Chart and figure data
• • • • •

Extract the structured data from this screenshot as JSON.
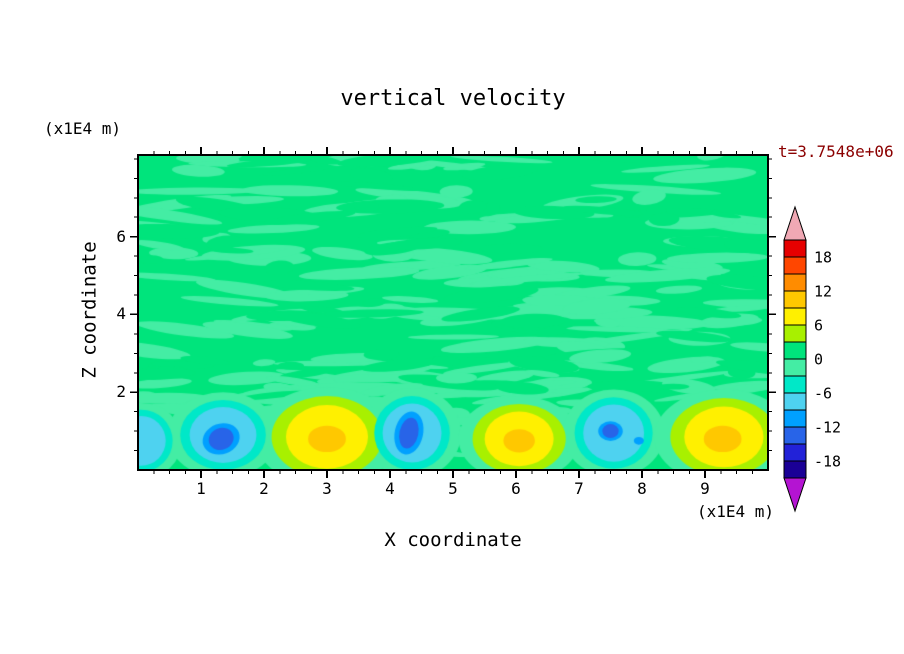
{
  "chart_data": {
    "type": "contour",
    "title": "vertical velocity",
    "time_label": "t=3.7548e+06",
    "time_label_color": "#8b0000",
    "x_axis": {
      "title": "X coordinate",
      "units": "(x1E4 m)",
      "min": 0,
      "max": 10,
      "major_ticks": [
        1,
        2,
        3,
        4,
        5,
        6,
        7,
        8,
        9
      ],
      "minor_step": 0.25
    },
    "z_axis": {
      "title": "Z coordinate",
      "units": "(x1E4 m)",
      "min": 0,
      "max": 8.1,
      "major_ticks": [
        2,
        4,
        6
      ],
      "minor_step": 0.5
    },
    "contour_interval": 3,
    "colorbar": {
      "levels": [
        -21,
        -18,
        -15,
        -12,
        -9,
        -6,
        -3,
        0,
        3,
        6,
        9,
        12,
        15,
        18,
        21
      ],
      "colors": [
        "#1a0096",
        "#2222d8",
        "#2864e8",
        "#00a0ff",
        "#4ed2f0",
        "#00e8c8",
        "#44eda4",
        "#00e47c",
        "#a8f000",
        "#fff000",
        "#ffc800",
        "#ff8c00",
        "#ff4600",
        "#e60000"
      ],
      "labels": [
        18,
        12,
        6,
        0,
        -6,
        -12,
        -18
      ],
      "over_color": "#f0a8b4",
      "under_color": "#b414d2"
    },
    "background_level": [
      0,
      3
    ],
    "texture": {
      "seed": 42,
      "light_streaks": 150,
      "cut_streaks": 70,
      "deep_light": 30,
      "deep_cut": 15
    },
    "features": [
      {
        "type": "downdraft",
        "x": 0.05,
        "z": 0.75,
        "rx": 0.5,
        "ry": 0.8,
        "peak_level": -9
      },
      {
        "type": "downdraft",
        "x": 1.35,
        "z": 0.9,
        "rx": 0.68,
        "ry": 0.9,
        "peak_level": -15,
        "core": {
          "x": 1.32,
          "z": 0.8,
          "rx": 0.2,
          "ry": 0.28,
          "rot": -20
        }
      },
      {
        "type": "updraft",
        "x": 3.0,
        "z": 0.85,
        "rx": 0.88,
        "ry": 1.05,
        "peak_level": 12,
        "core": {
          "x": 3.0,
          "z": 0.8,
          "rx": 0.3,
          "ry": 0.34,
          "rot": 0
        }
      },
      {
        "type": "downdraft",
        "x": 4.35,
        "z": 0.95,
        "rx": 0.6,
        "ry": 0.95,
        "peak_level": -15,
        "core": {
          "x": 4.3,
          "z": 0.95,
          "rx": 0.15,
          "ry": 0.4,
          "rot": 12
        }
      },
      {
        "type": "updraft",
        "x": 6.05,
        "z": 0.8,
        "rx": 0.74,
        "ry": 0.9,
        "peak_level": 12,
        "core": {
          "x": 6.05,
          "z": 0.75,
          "rx": 0.25,
          "ry": 0.3,
          "rot": 0
        }
      },
      {
        "type": "downdraft",
        "x": 7.55,
        "z": 0.95,
        "rx": 0.62,
        "ry": 0.92,
        "peak_level": -15,
        "core": {
          "x": 7.5,
          "z": 1.0,
          "rx": 0.13,
          "ry": 0.18,
          "rot": 0
        },
        "core2": {
          "x": 7.95,
          "z": 0.75,
          "rx": 0.08,
          "ry": 0.1,
          "rot": 0
        }
      },
      {
        "type": "updraft",
        "x": 9.3,
        "z": 0.85,
        "rx": 0.85,
        "ry": 1.0,
        "peak_level": 12,
        "core": {
          "x": 9.28,
          "z": 0.8,
          "rx": 0.3,
          "ry": 0.34,
          "rot": 0
        }
      }
    ]
  }
}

• • • • •

Problem to work on
Copy all the entries word for word. Omit any pictures.

The solution
Extract the structured data from this screenshot as JSON.
{
  "chart_data": {
    "type": "contour",
    "title": "vertical velocity",
    "time_label": "t=3.7548e+06",
    "time_label_color": "#8b0000",
    "x_axis": {
      "title": "X coordinate",
      "units": "(x1E4 m)",
      "min": 0,
      "max": 10,
      "major_ticks": [
        1,
        2,
        3,
        4,
        5,
        6,
        7,
        8,
        9
      ],
      "minor_step": 0.25
    },
    "z_axis": {
      "title": "Z coordinate",
      "units": "(x1E4 m)",
      "min": 0,
      "max": 8.1,
      "major_ticks": [
        2,
        4,
        6
      ],
      "minor_step": 0.5
    },
    "contour_interval": 3,
    "colorbar": {
      "levels": [
        -21,
        -18,
        -15,
        -12,
        -9,
        -6,
        -3,
        0,
        3,
        6,
        9,
        12,
        15,
        18,
        21
      ],
      "colors": [
        "#1a0096",
        "#2222d8",
        "#2864e8",
        "#00a0ff",
        "#4ed2f0",
        "#00e8c8",
        "#44eda4",
        "#00e47c",
        "#a8f000",
        "#fff000",
        "#ffc800",
        "#ff8c00",
        "#ff4600",
        "#e60000"
      ],
      "labels": [
        18,
        12,
        6,
        0,
        -6,
        -12,
        -18
      ],
      "over_color": "#f0a8b4",
      "under_color": "#b414d2"
    },
    "background_level": [
      0,
      3
    ],
    "texture": {
      "seed": 42,
      "light_streaks": 150,
      "cut_streaks": 70,
      "deep_light": 30,
      "deep_cut": 15
    },
    "features": [
      {
        "type": "downdraft",
        "x": 0.05,
        "z": 0.75,
        "rx": 0.5,
        "ry": 0.8,
        "peak_level": -9
      },
      {
        "type": "downdraft",
        "x": 1.35,
        "z": 0.9,
        "rx": 0.68,
        "ry": 0.9,
        "peak_level": -15,
        "core": {
          "x": 1.32,
          "z": 0.8,
          "rx": 0.2,
          "ry": 0.28,
          "rot": -20
        }
      },
      {
        "type": "updraft",
        "x": 3.0,
        "z": 0.85,
        "rx": 0.88,
        "ry": 1.05,
        "peak_level": 12,
        "core": {
          "x": 3.0,
          "z": 0.8,
          "rx": 0.3,
          "ry": 0.34,
          "rot": 0
        }
      },
      {
        "type": "downdraft",
        "x": 4.35,
        "z": 0.95,
        "rx": 0.6,
        "ry": 0.95,
        "peak_level": -15,
        "core": {
          "x": 4.3,
          "z": 0.95,
          "rx": 0.15,
          "ry": 0.4,
          "rot": 12
        }
      },
      {
        "type": "updraft",
        "x": 6.05,
        "z": 0.8,
        "rx": 0.74,
        "ry": 0.9,
        "peak_level": 12,
        "core": {
          "x": 6.05,
          "z": 0.75,
          "rx": 0.25,
          "ry": 0.3,
          "rot": 0
        }
      },
      {
        "type": "downdraft",
        "x": 7.55,
        "z": 0.95,
        "rx": 0.62,
        "ry": 0.92,
        "peak_level": -15,
        "core": {
          "x": 7.5,
          "z": 1.0,
          "rx": 0.13,
          "ry": 0.18,
          "rot": 0
        },
        "core2": {
          "x": 7.95,
          "z": 0.75,
          "rx": 0.08,
          "ry": 0.1,
          "rot": 0
        }
      },
      {
        "type": "updraft",
        "x": 9.3,
        "z": 0.85,
        "rx": 0.85,
        "ry": 1.0,
        "peak_level": 12,
        "core": {
          "x": 9.28,
          "z": 0.8,
          "rx": 0.3,
          "ry": 0.34,
          "rot": 0
        }
      }
    ]
  }
}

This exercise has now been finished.